• [Dataset records]
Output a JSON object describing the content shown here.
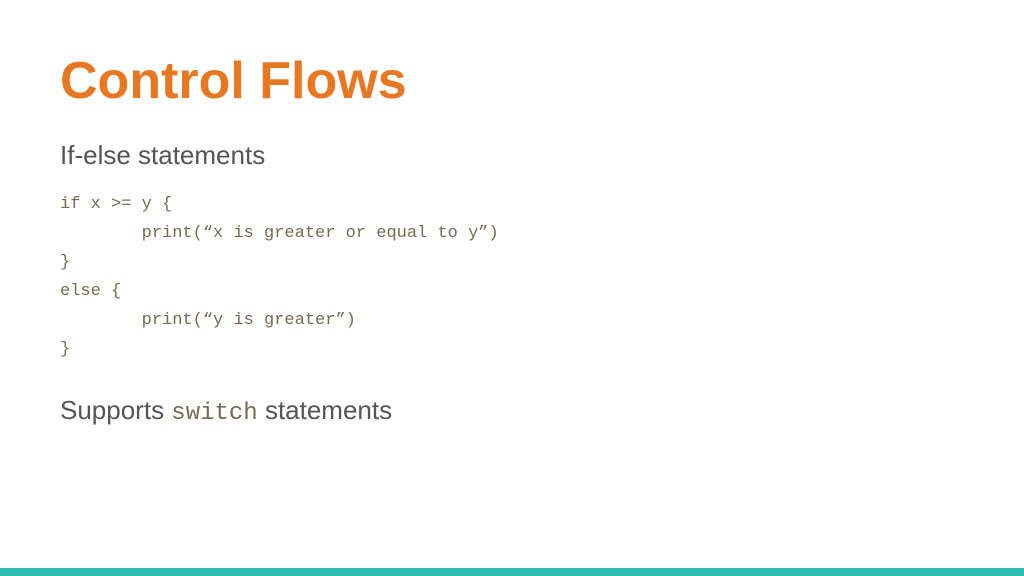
{
  "slide": {
    "title": "Control Flows",
    "section1": {
      "heading": "If-else statements",
      "code": {
        "line1": "if x >= y {",
        "line2": "        print(“x is greater or equal to y”)",
        "line3": "}",
        "line4": "else {",
        "line5": "        print(“y is greater”)",
        "line6": "}"
      }
    },
    "section2": {
      "text_before": "Supports ",
      "code_word": "switch",
      "text_after": " statements"
    }
  },
  "bottom_bar": {
    "color": "#2bbcb4"
  }
}
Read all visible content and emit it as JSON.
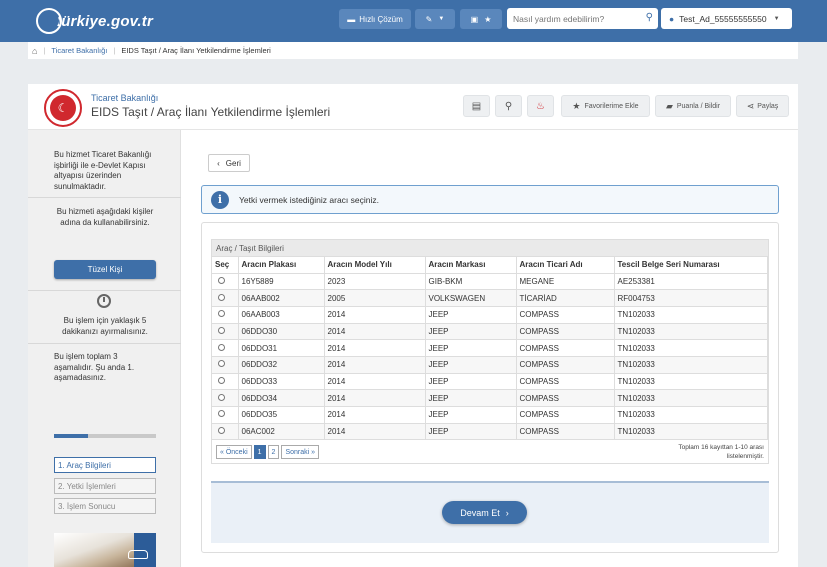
{
  "navbar": {
    "logo_text": "türkiye.gov.tr",
    "quick_solution": "Hızlı Çözüm",
    "search_placeholder": "Nasıl yardım edebilirim?",
    "user_name": "Test_Ad_55555555550",
    "accent": "#3e6fa8"
  },
  "breadcrumb": {
    "items": [
      "Ticaret Bakanlığı",
      "EIDS Taşıt / Araç İlanı Yetkilendirme İşlemleri"
    ]
  },
  "header": {
    "subtitle": "Ticaret Bakanlığı",
    "title": "EIDS Taşıt / Araç İlanı Yetkilendirme İşlemleri",
    "favorites_label": "Favorilerime Ekle",
    "rate_label": "Puanla / Bildir",
    "share_label": "Paylaş"
  },
  "sidebar": {
    "intro": "Bu hizmet Ticaret Bakanlığı işbirliği ile e-Devlet Kapısı altyapısı üzerinden sunulmaktadır.",
    "usable_by": "Bu hizmeti aşağıdaki kişiler adına da kullanabilirsiniz.",
    "legal_entity_button": "Tüzel Kişi",
    "time_note": "Bu işlem için yaklaşık 5 dakikanızı ayırmalısınız.",
    "stage_note": "Bu işlem toplam 3 aşamalıdır. Şu anda 1. aşamadasınız.",
    "progress": 0.33,
    "steps": [
      "1. Araç Bilgileri",
      "2. Yetki İşlemleri",
      "3. İşlem Sonucu"
    ]
  },
  "content": {
    "back_label": "Geri",
    "info_text": "Yetki vermek istediğiniz aracı seçiniz.",
    "table_caption": "Araç / Taşıt Bilgileri",
    "columns": [
      "Seç",
      "Aracın Plakası",
      "Aracın Model Yılı",
      "Aracın Markası",
      "Aracın Ticari Adı",
      "Tescil Belge Seri Numarası"
    ],
    "rows": [
      [
        "16Y5889",
        "2023",
        "GIB-BKM",
        "MEGANE",
        "AE253381"
      ],
      [
        "06AAB002",
        "2005",
        "VOLKSWAGEN",
        "TİCARİAD",
        "RF004753"
      ],
      [
        "06AAB003",
        "2014",
        "JEEP",
        "COMPASS",
        "TN102033"
      ],
      [
        "06DDO30",
        "2014",
        "JEEP",
        "COMPASS",
        "TN102033"
      ],
      [
        "06DDO31",
        "2014",
        "JEEP",
        "COMPASS",
        "TN102033"
      ],
      [
        "06DDO32",
        "2014",
        "JEEP",
        "COMPASS",
        "TN102033"
      ],
      [
        "06DDO33",
        "2014",
        "JEEP",
        "COMPASS",
        "TN102033"
      ],
      [
        "06DDO34",
        "2014",
        "JEEP",
        "COMPASS",
        "TN102033"
      ],
      [
        "06DDO35",
        "2014",
        "JEEP",
        "COMPASS",
        "TN102033"
      ],
      [
        "06AC002",
        "2014",
        "JEEP",
        "COMPASS",
        "TN102033"
      ]
    ],
    "pager": {
      "prev": "« Önceki",
      "pages": [
        "1",
        "2"
      ],
      "next": "Sonraki »",
      "info_line1": "Toplam 16 kayıttan 1-10 arası",
      "info_line2": "listelenmiştir."
    },
    "continue_label": "Devam Et"
  }
}
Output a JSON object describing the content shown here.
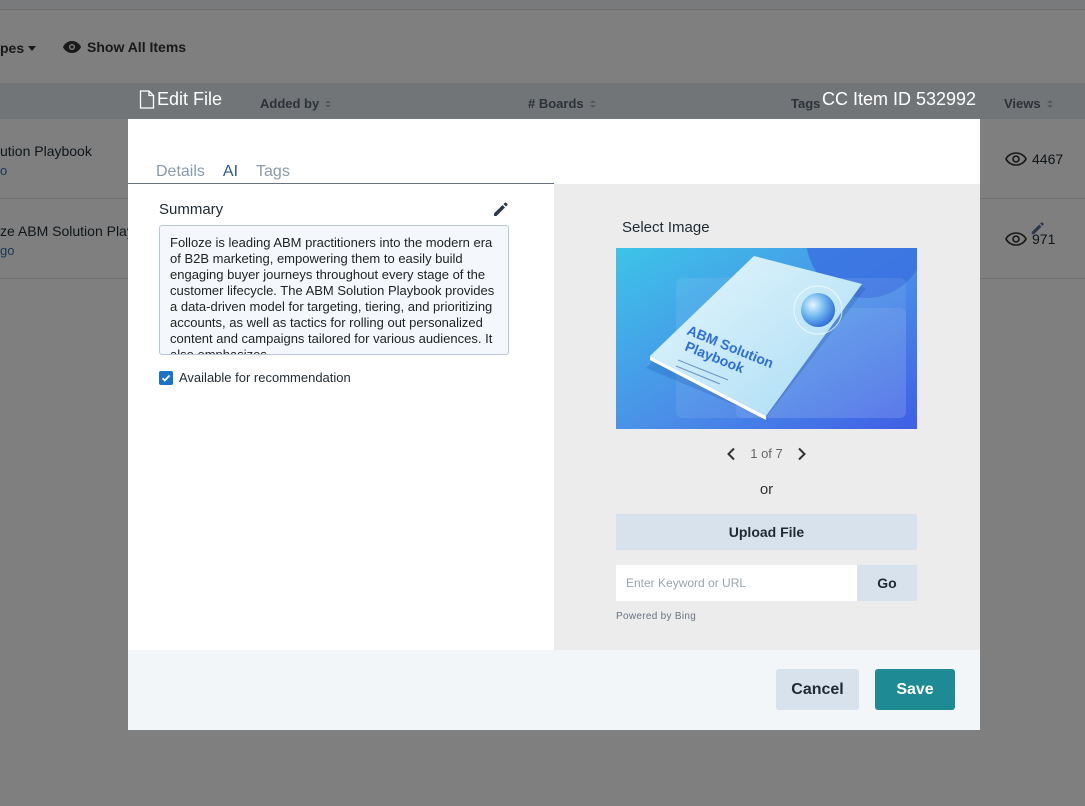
{
  "background": {
    "types_label": "pes",
    "show_all_label": "Show All Items",
    "columns": {
      "added_by": "Added by",
      "boards": "# Boards",
      "tags": "Tags",
      "views": "Views"
    },
    "rows": [
      {
        "title": "ution Playbook",
        "sub": "o",
        "views": "4467"
      },
      {
        "title": "ze ABM Solution Play",
        "sub": "go",
        "views": "971"
      }
    ]
  },
  "modal": {
    "title": "Edit File",
    "item_id": "CC Item ID 532992",
    "tabs": [
      {
        "label": "Details",
        "active": false
      },
      {
        "label": "AI",
        "active": true
      },
      {
        "label": "Tags",
        "active": false
      }
    ],
    "summary": {
      "label": "Summary",
      "text": "Folloze is leading ABM practitioners into the modern era of B2B marketing, empowering them to easily build engaging buyer journeys throughout every stage of the customer lifecycle. The ABM Solution Playbook provides a data-driven model for targeting, tiering, and prioritizing accounts, as well as tactics for rolling out personalized content and campaigns tailored for various audiences. It also emphasizes"
    },
    "recommendation": {
      "label": "Available for recommendation",
      "checked": true
    },
    "image": {
      "label": "Select Image",
      "book_title": "ABM Solution Playbook",
      "pager": "1 of 7",
      "or": "or",
      "upload_label": "Upload File",
      "search_placeholder": "Enter Keyword or URL",
      "go_label": "Go",
      "powered_by": "Powered by Bing"
    },
    "footer": {
      "cancel_label": "Cancel",
      "save_label": "Save"
    },
    "colors": {
      "save": "#1e8a94",
      "checkbox": "#1a73c8",
      "tab_active": "#2a6bb0"
    }
  }
}
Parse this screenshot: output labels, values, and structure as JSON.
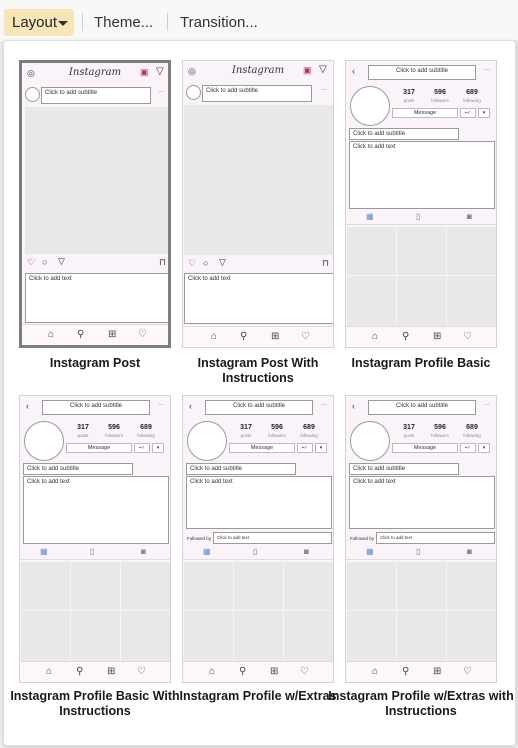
{
  "toolbar": {
    "layout_label": "Layout",
    "theme_label": "Theme...",
    "transition_label": "Transition..."
  },
  "strings": {
    "instagram": "Instagram",
    "subtitle": "Click to add subtitle",
    "text": "Click to add text",
    "message": "Message",
    "followed_by": "Followed by",
    "more": "···",
    "follow_check": "▪✓",
    "down": "▾"
  },
  "stats": {
    "posts_num": "317",
    "posts_lbl": "posts",
    "followers_num": "596",
    "followers_lbl": "followers",
    "following_num": "689",
    "following_lbl": "following"
  },
  "layouts": [
    {
      "name": "Instagram Post",
      "selected": true
    },
    {
      "name": "Instagram Post With Instructions",
      "selected": false
    },
    {
      "name": "Instagram Profile Basic",
      "selected": false
    },
    {
      "name": "Instagram Profile Basic With Instructions",
      "selected": false
    },
    {
      "name": "Instagram Profile w/Extras",
      "selected": false
    },
    {
      "name": "Instagram Profile w/Extras with Instructions",
      "selected": false
    }
  ],
  "colors": {
    "accent": "#f9e6b8",
    "thumb_bg": "#fbf3fa",
    "placeholder_gray": "#e8e8e8",
    "active_tab": "#5b8fd6"
  }
}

• [REQUIREMENTS]
Give every line of the material that includes the string "Profile".

• [RESULT FOR THIS TASK]
      "name": "Instagram Profile Basic",
      "name": "Instagram Profile Basic With Instructions",
      "name": "Instagram Profile w/Extras",
      "name": "Instagram Profile w/Extras with Instructions",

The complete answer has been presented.